Data items:
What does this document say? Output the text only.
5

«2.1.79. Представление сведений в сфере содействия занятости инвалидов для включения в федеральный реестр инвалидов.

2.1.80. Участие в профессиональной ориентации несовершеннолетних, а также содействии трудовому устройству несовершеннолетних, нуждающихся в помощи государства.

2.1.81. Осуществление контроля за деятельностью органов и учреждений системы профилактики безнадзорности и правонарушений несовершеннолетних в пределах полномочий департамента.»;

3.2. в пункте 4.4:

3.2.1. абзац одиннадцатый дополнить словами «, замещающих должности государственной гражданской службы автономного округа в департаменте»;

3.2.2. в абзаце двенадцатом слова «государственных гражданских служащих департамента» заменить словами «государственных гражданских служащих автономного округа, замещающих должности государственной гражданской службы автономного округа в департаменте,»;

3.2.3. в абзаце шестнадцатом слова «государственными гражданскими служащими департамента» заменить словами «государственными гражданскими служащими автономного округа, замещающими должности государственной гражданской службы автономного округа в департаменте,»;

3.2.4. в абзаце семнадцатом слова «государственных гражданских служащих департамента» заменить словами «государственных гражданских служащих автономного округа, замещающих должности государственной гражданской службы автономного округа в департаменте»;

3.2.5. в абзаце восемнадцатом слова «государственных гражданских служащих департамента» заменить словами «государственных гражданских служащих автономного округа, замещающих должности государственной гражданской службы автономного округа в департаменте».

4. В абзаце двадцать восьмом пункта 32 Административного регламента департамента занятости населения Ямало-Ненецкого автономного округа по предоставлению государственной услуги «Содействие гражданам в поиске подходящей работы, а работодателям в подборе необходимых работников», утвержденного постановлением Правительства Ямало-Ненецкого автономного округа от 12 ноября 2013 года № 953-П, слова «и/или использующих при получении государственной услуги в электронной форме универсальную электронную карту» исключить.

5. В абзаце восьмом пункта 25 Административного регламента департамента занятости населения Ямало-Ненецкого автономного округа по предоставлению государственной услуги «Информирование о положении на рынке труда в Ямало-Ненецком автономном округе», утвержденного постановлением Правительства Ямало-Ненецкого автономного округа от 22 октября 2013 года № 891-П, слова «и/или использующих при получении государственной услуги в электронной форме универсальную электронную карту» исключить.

Written task - Give the count of lines that hold the word "несовершеннолетних", with nothing added.

Response to the exercise - 2